◆ SHORT TASK ◆
Check each line of the records below and collect those that include the word "satisfied".

RECORD EXCERPTS start

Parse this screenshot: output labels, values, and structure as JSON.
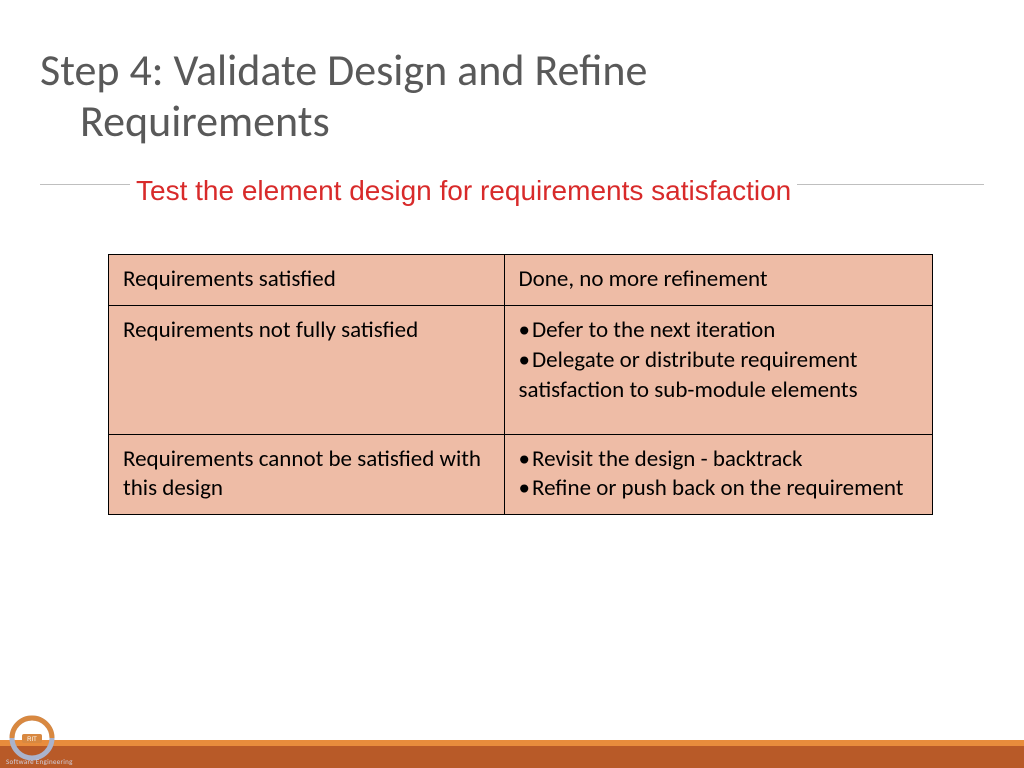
{
  "title": {
    "line1": "Step 4: Validate Design and Refine",
    "line2": "Requirements"
  },
  "subtitle": "Test the element design for requirements satisfaction",
  "table": {
    "bg_color": "#eebca6",
    "border_color": "#000000",
    "rows": [
      {
        "left": "Requirements satisfied",
        "right_type": "text",
        "right": "Done, no more refinement"
      },
      {
        "left": "Requirements not fully satisfied",
        "right_type": "list",
        "right_items": [
          "Defer to the next iteration",
          "Delegate or distribute  requirement satisfaction to sub-module elements"
        ],
        "right_pad_bottom": 28
      },
      {
        "left": "Requirements cannot be satisfied with this design",
        "right_type": "list",
        "right_items": [
          "Revisit the design -  backtrack",
          "Refine or push back on the requirement"
        ]
      }
    ]
  },
  "footer": {
    "top_color": "#e88c3c",
    "bottom_color": "#b85a28",
    "logo_badge": "RIT",
    "logo_caption": "Software Engineering"
  },
  "colors": {
    "title": "#595959",
    "subtitle": "#d82a2a",
    "divider": "#bfbfbf"
  }
}
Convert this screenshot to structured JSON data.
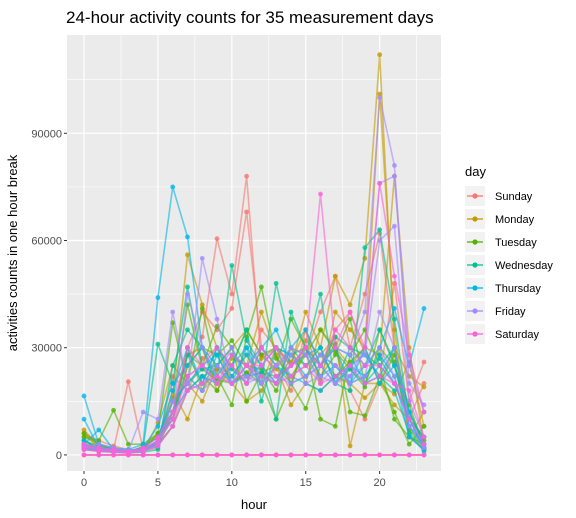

RECORD EXCERPTS end

◆ SOLUTION TO THE PROBLEM ◆
        "left": "Requirements satisfied",
        "left": "Requirements not fully satisfied",
        "left": "Requirements cannot be satisfied with this design",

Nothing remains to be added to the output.